>> start Provided data
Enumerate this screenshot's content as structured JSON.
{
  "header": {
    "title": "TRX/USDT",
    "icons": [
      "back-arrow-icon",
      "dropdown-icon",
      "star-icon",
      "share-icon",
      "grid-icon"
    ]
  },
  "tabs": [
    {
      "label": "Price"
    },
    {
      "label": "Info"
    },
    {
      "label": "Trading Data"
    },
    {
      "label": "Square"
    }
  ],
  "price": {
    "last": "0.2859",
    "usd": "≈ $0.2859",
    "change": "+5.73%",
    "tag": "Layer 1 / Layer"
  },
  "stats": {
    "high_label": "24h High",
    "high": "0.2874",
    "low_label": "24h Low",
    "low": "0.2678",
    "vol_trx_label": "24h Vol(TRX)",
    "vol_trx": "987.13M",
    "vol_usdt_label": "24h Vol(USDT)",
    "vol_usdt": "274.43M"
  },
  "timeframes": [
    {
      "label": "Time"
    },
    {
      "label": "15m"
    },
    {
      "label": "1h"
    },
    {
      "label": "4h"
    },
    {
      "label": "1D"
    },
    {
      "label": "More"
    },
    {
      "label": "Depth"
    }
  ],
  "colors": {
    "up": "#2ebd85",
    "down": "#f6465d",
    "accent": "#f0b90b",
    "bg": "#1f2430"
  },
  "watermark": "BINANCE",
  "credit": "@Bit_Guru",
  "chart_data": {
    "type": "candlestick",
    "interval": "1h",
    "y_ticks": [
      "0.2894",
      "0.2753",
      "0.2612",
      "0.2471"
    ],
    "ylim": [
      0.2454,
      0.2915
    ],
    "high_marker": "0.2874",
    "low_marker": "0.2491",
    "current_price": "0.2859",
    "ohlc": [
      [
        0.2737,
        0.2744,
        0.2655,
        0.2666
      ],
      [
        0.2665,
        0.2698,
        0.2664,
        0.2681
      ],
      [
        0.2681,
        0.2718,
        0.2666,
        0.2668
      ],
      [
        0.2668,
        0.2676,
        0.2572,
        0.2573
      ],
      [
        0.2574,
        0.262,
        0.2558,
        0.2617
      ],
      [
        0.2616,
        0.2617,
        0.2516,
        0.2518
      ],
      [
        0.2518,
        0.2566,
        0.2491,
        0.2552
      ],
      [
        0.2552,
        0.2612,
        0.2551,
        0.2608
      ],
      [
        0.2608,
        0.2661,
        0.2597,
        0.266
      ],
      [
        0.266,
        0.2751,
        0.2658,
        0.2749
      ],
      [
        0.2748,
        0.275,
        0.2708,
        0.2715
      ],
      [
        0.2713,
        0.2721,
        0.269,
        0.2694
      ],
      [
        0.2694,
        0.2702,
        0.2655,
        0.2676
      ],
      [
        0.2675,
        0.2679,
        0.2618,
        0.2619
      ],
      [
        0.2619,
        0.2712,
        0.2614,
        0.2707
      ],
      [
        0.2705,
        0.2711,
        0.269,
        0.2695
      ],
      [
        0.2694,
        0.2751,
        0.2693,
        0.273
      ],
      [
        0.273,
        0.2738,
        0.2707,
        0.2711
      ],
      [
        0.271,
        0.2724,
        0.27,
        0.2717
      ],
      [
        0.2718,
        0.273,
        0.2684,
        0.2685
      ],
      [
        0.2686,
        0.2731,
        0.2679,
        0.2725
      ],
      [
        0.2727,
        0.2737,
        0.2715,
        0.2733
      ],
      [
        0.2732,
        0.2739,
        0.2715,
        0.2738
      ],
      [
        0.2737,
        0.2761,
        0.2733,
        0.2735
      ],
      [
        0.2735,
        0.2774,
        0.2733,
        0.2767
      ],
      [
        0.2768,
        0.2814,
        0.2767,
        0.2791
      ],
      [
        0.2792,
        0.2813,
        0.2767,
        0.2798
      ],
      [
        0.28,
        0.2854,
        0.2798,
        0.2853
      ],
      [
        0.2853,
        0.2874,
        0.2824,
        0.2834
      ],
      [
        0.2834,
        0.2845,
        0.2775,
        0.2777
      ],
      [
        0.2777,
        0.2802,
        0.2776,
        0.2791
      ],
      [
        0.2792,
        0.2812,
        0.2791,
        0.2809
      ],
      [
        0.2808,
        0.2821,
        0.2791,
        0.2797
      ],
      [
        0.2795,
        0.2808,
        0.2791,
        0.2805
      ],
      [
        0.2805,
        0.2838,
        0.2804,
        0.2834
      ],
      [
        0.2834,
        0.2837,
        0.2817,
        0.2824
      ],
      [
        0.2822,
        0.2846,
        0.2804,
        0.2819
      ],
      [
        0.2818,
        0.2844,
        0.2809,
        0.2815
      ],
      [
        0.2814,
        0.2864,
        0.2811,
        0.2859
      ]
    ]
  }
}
>> end Provided data
→ The task
Write down the full listing again, exactly.

→ Answer to the exercise
Enumerate this screenshot's content as structured JSON.
{
  "header": {
    "title": "TRX/USDT",
    "icons": [
      "back-arrow-icon",
      "dropdown-icon",
      "star-icon",
      "share-icon",
      "grid-icon"
    ]
  },
  "tabs": [
    {
      "label": "Price"
    },
    {
      "label": "Info"
    },
    {
      "label": "Trading Data"
    },
    {
      "label": "Square"
    }
  ],
  "price": {
    "last": "0.2859",
    "usd": "≈ $0.2859",
    "change": "+5.73%",
    "tag": "Layer 1 / Layer"
  },
  "stats": {
    "high_label": "24h High",
    "high": "0.2874",
    "low_label": "24h Low",
    "low": "0.2678",
    "vol_trx_label": "24h Vol(TRX)",
    "vol_trx": "987.13M",
    "vol_usdt_label": "24h Vol(USDT)",
    "vol_usdt": "274.43M"
  },
  "timeframes": [
    {
      "label": "Time"
    },
    {
      "label": "15m"
    },
    {
      "label": "1h"
    },
    {
      "label": "4h"
    },
    {
      "label": "1D"
    },
    {
      "label": "More"
    },
    {
      "label": "Depth"
    }
  ],
  "colors": {
    "up": "#2ebd85",
    "down": "#f6465d",
    "accent": "#f0b90b",
    "bg": "#1f2430"
  },
  "watermark": "BINANCE",
  "credit": "@Bit_Guru",
  "chart_data": {
    "type": "candlestick",
    "interval": "1h",
    "y_ticks": [
      "0.2894",
      "0.2753",
      "0.2612",
      "0.2471"
    ],
    "ylim": [
      0.2454,
      0.2915
    ],
    "high_marker": "0.2874",
    "low_marker": "0.2491",
    "current_price": "0.2859",
    "ohlc": [
      [
        0.2737,
        0.2744,
        0.2655,
        0.2666
      ],
      [
        0.2665,
        0.2698,
        0.2664,
        0.2681
      ],
      [
        0.2681,
        0.2718,
        0.2666,
        0.2668
      ],
      [
        0.2668,
        0.2676,
        0.2572,
        0.2573
      ],
      [
        0.2574,
        0.262,
        0.2558,
        0.2617
      ],
      [
        0.2616,
        0.2617,
        0.2516,
        0.2518
      ],
      [
        0.2518,
        0.2566,
        0.2491,
        0.2552
      ],
      [
        0.2552,
        0.2612,
        0.2551,
        0.2608
      ],
      [
        0.2608,
        0.2661,
        0.2597,
        0.266
      ],
      [
        0.266,
        0.2751,
        0.2658,
        0.2749
      ],
      [
        0.2748,
        0.275,
        0.2708,
        0.2715
      ],
      [
        0.2713,
        0.2721,
        0.269,
        0.2694
      ],
      [
        0.2694,
        0.2702,
        0.2655,
        0.2676
      ],
      [
        0.2675,
        0.2679,
        0.2618,
        0.2619
      ],
      [
        0.2619,
        0.2712,
        0.2614,
        0.2707
      ],
      [
        0.2705,
        0.2711,
        0.269,
        0.2695
      ],
      [
        0.2694,
        0.2751,
        0.2693,
        0.273
      ],
      [
        0.273,
        0.2738,
        0.2707,
        0.2711
      ],
      [
        0.271,
        0.2724,
        0.27,
        0.2717
      ],
      [
        0.2718,
        0.273,
        0.2684,
        0.2685
      ],
      [
        0.2686,
        0.2731,
        0.2679,
        0.2725
      ],
      [
        0.2727,
        0.2737,
        0.2715,
        0.2733
      ],
      [
        0.2732,
        0.2739,
        0.2715,
        0.2738
      ],
      [
        0.2737,
        0.2761,
        0.2733,
        0.2735
      ],
      [
        0.2735,
        0.2774,
        0.2733,
        0.2767
      ],
      [
        0.2768,
        0.2814,
        0.2767,
        0.2791
      ],
      [
        0.2792,
        0.2813,
        0.2767,
        0.2798
      ],
      [
        0.28,
        0.2854,
        0.2798,
        0.2853
      ],
      [
        0.2853,
        0.2874,
        0.2824,
        0.2834
      ],
      [
        0.2834,
        0.2845,
        0.2775,
        0.2777
      ],
      [
        0.2777,
        0.2802,
        0.2776,
        0.2791
      ],
      [
        0.2792,
        0.2812,
        0.2791,
        0.2809
      ],
      [
        0.2808,
        0.2821,
        0.2791,
        0.2797
      ],
      [
        0.2795,
        0.2808,
        0.2791,
        0.2805
      ],
      [
        0.2805,
        0.2838,
        0.2804,
        0.2834
      ],
      [
        0.2834,
        0.2837,
        0.2817,
        0.2824
      ],
      [
        0.2822,
        0.2846,
        0.2804,
        0.2819
      ],
      [
        0.2818,
        0.2844,
        0.2809,
        0.2815
      ],
      [
        0.2814,
        0.2864,
        0.2811,
        0.2859
      ]
    ]
  }
}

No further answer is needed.